## MATERIAL SUPPLIED
- - - -

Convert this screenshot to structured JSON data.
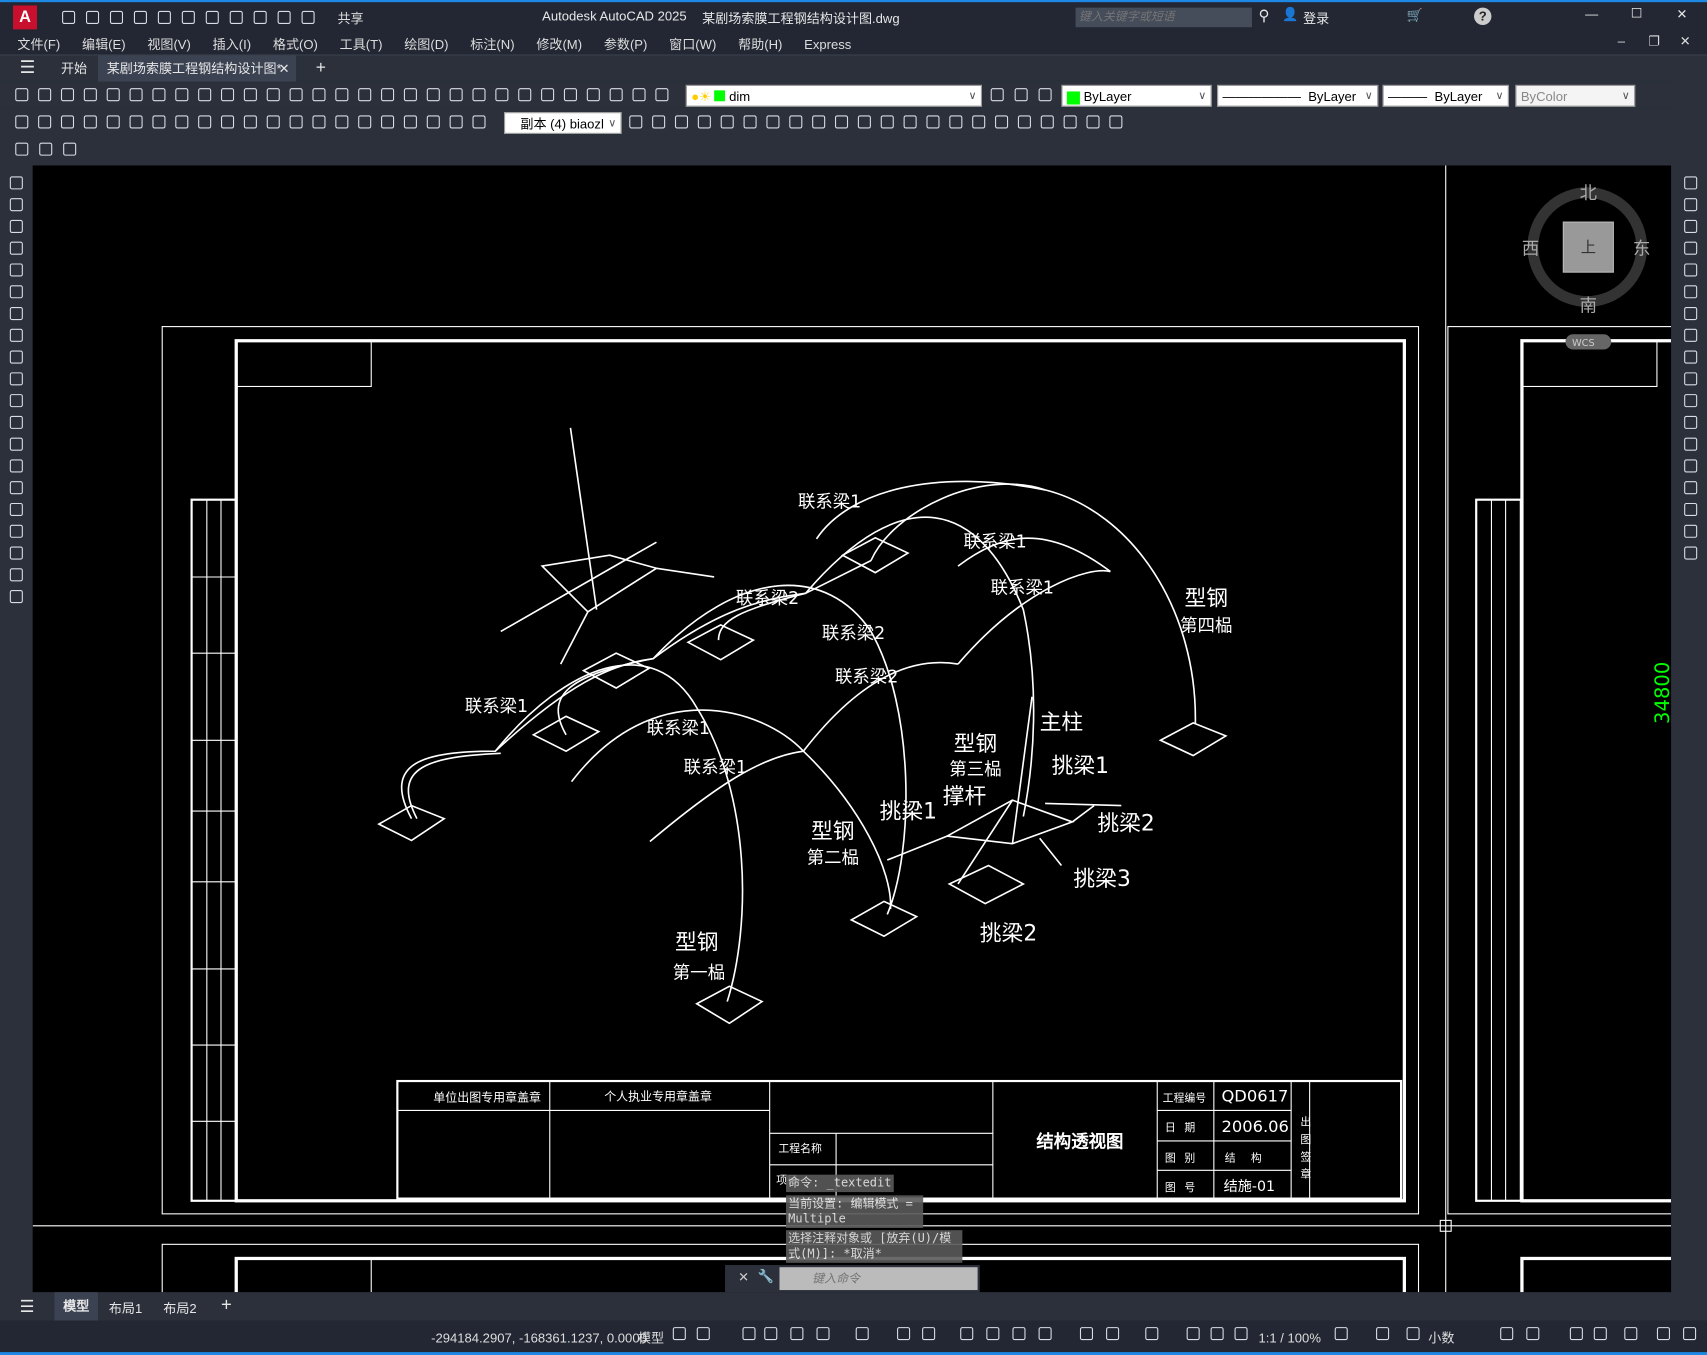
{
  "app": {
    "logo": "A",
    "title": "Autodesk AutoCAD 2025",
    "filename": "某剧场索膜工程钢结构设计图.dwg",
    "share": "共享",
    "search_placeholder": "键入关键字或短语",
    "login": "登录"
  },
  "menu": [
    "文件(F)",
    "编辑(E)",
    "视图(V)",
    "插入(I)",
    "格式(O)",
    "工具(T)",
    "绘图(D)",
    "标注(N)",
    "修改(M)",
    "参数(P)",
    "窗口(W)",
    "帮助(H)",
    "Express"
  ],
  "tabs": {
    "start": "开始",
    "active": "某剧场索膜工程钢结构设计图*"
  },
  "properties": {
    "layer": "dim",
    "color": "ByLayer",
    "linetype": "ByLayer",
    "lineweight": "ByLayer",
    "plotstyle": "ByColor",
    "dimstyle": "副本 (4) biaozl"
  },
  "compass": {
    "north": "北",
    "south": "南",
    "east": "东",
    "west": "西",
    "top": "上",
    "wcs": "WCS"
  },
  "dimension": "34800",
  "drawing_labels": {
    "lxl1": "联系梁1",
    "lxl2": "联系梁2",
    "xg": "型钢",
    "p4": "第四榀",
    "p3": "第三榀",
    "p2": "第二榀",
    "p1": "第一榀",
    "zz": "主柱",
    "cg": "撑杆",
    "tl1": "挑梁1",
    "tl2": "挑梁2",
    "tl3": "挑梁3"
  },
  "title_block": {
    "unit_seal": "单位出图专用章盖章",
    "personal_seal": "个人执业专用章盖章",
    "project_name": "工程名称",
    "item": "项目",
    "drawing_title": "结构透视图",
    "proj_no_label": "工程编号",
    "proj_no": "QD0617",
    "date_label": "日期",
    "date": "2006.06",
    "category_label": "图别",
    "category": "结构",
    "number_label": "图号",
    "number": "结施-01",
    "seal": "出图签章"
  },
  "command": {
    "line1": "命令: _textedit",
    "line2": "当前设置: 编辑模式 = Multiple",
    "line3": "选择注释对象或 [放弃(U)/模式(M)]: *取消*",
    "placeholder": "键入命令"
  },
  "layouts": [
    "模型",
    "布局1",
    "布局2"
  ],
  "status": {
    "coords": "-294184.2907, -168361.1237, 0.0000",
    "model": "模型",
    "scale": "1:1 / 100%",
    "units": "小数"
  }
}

- - - -

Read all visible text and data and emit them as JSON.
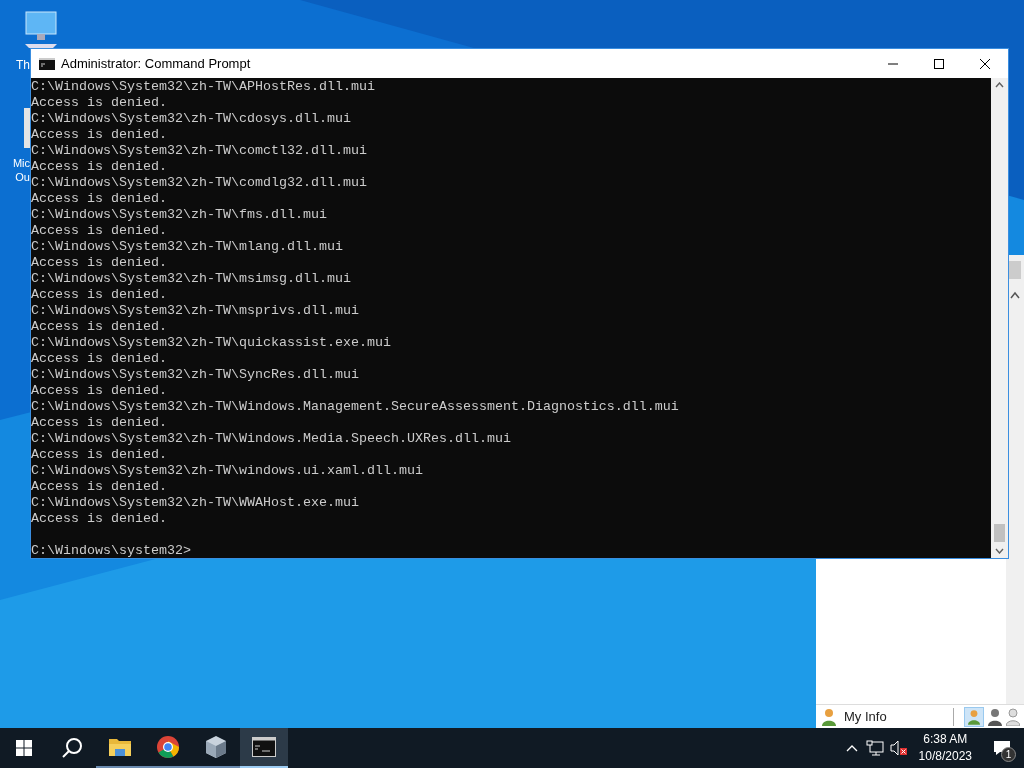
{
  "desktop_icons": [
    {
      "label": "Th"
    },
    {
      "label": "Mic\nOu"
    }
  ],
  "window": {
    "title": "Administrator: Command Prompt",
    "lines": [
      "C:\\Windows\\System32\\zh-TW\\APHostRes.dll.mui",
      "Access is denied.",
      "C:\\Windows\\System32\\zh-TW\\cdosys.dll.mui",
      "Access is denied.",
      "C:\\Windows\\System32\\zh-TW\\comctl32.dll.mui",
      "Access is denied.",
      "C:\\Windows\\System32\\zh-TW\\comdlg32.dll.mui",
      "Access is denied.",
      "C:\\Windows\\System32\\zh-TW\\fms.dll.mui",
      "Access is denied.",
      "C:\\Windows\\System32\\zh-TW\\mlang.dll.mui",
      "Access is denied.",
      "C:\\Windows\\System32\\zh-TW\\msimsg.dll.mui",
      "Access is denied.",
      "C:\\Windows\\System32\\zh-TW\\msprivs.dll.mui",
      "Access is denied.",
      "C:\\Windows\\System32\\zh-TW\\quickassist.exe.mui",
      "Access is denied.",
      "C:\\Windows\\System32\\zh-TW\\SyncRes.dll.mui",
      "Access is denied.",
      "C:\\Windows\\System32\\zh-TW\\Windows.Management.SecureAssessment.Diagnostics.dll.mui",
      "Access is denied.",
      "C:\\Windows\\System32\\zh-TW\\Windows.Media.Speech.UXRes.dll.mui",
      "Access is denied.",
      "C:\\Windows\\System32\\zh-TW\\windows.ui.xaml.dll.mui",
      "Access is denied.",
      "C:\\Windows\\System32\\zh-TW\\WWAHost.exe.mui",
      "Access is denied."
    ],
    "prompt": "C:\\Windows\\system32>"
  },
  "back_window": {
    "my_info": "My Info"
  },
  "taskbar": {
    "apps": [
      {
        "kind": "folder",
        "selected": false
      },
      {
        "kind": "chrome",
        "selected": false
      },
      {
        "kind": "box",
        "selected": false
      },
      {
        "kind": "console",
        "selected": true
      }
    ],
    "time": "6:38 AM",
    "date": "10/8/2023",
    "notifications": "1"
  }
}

- - - -

## YOUR OBJECTIVE
Find the word "JSON" in the entries above and gather every line that holds it.

## COMPLETE ANSWER
Convert this screenshot to structured JSON data.
Read all visible text and data and emit them as JSON.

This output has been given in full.